** start **
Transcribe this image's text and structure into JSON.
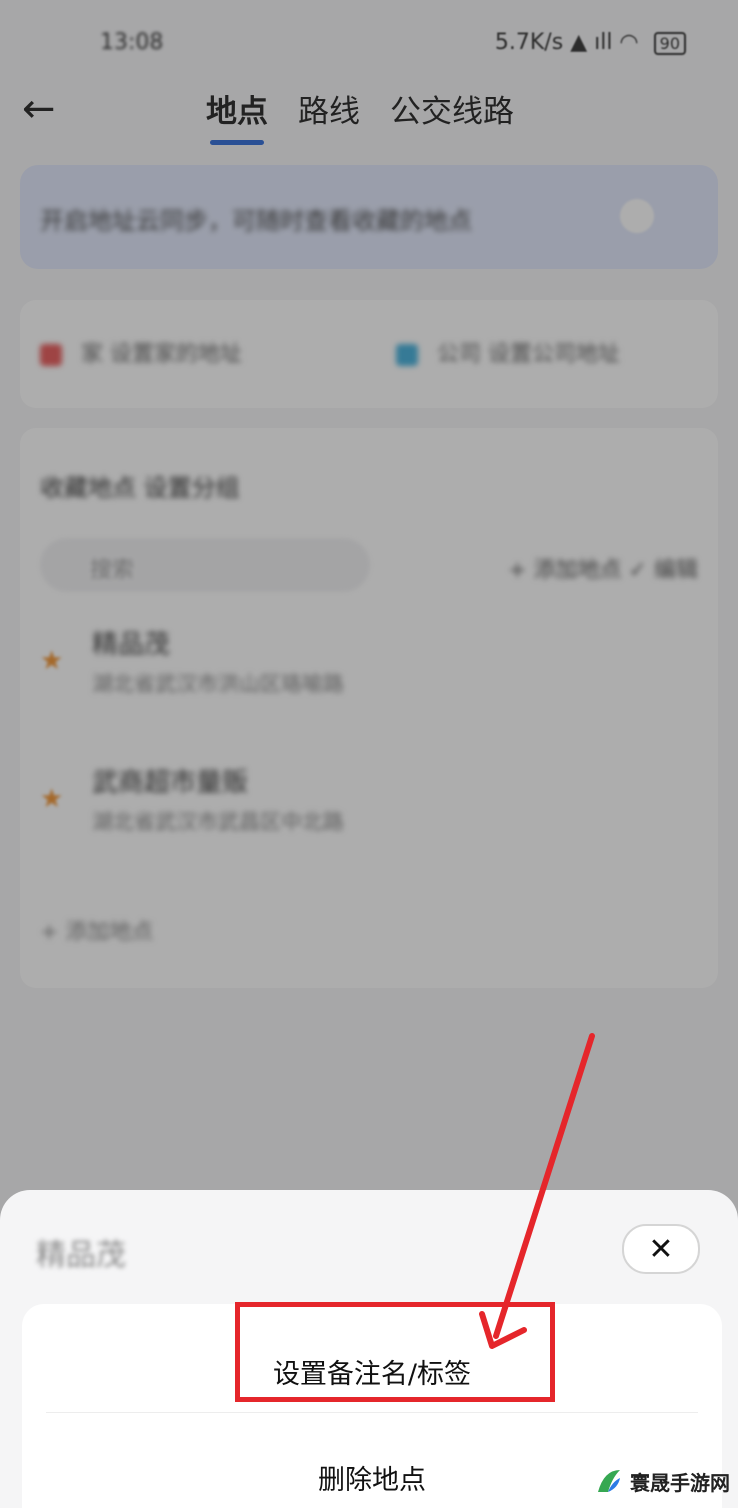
{
  "status_bar": {
    "time": "13:08",
    "net_speed": "5.7K/s",
    "battery": "90"
  },
  "header": {
    "back_icon": "arrow-left-icon",
    "tabs": [
      {
        "label": "地点",
        "active": true
      },
      {
        "label": "路线",
        "active": false
      },
      {
        "label": "公交线路",
        "active": false
      }
    ]
  },
  "banner": {
    "text": "开启地址云同步，可随时查看收藏的地点"
  },
  "quick_access": [
    {
      "label": "家 设置家的地址",
      "color": "#e64a4a"
    },
    {
      "label": "公司 设置公司地址",
      "color": "#32a8d8"
    }
  ],
  "favorites": {
    "header": "收藏地点  设置分组",
    "search_placeholder": "搜索",
    "actions": "+ 添加地点   ✓ 编辑",
    "items": [
      {
        "name": "精品茂",
        "addr": "湖北省武汉市洪山区珞喻路"
      },
      {
        "name": "武商超市量贩",
        "addr": "湖北省武汉市武昌区中北路"
      }
    ],
    "add_label": "+ 添加地点"
  },
  "sheet": {
    "title": "精品茂",
    "close_icon": "close-icon",
    "options": [
      "设置备注名/标签",
      "删除地点"
    ]
  },
  "annotation": {
    "color": "#e5262b"
  },
  "watermark": {
    "text": "寰晟手游网"
  }
}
** end **
▸ Work to complete: Copy each line above precisely, dropping the pictures.

▸ Correct output:
Transcribe this image's text and structure into JSON.
{
  "status_bar": {
    "time": "13:08",
    "net_speed": "5.7K/s",
    "battery": "90"
  },
  "header": {
    "back_icon": "arrow-left-icon",
    "tabs": [
      {
        "label": "地点",
        "active": true
      },
      {
        "label": "路线",
        "active": false
      },
      {
        "label": "公交线路",
        "active": false
      }
    ]
  },
  "banner": {
    "text": "开启地址云同步，可随时查看收藏的地点"
  },
  "quick_access": [
    {
      "label": "家 设置家的地址",
      "color": "#e64a4a"
    },
    {
      "label": "公司 设置公司地址",
      "color": "#32a8d8"
    }
  ],
  "favorites": {
    "header": "收藏地点  设置分组",
    "search_placeholder": "搜索",
    "actions": "+ 添加地点   ✓ 编辑",
    "items": [
      {
        "name": "精品茂",
        "addr": "湖北省武汉市洪山区珞喻路"
      },
      {
        "name": "武商超市量贩",
        "addr": "湖北省武汉市武昌区中北路"
      }
    ],
    "add_label": "+ 添加地点"
  },
  "sheet": {
    "title": "精品茂",
    "close_icon": "close-icon",
    "options": [
      "设置备注名/标签",
      "删除地点"
    ]
  },
  "annotation": {
    "color": "#e5262b"
  },
  "watermark": {
    "text": "寰晟手游网"
  }
}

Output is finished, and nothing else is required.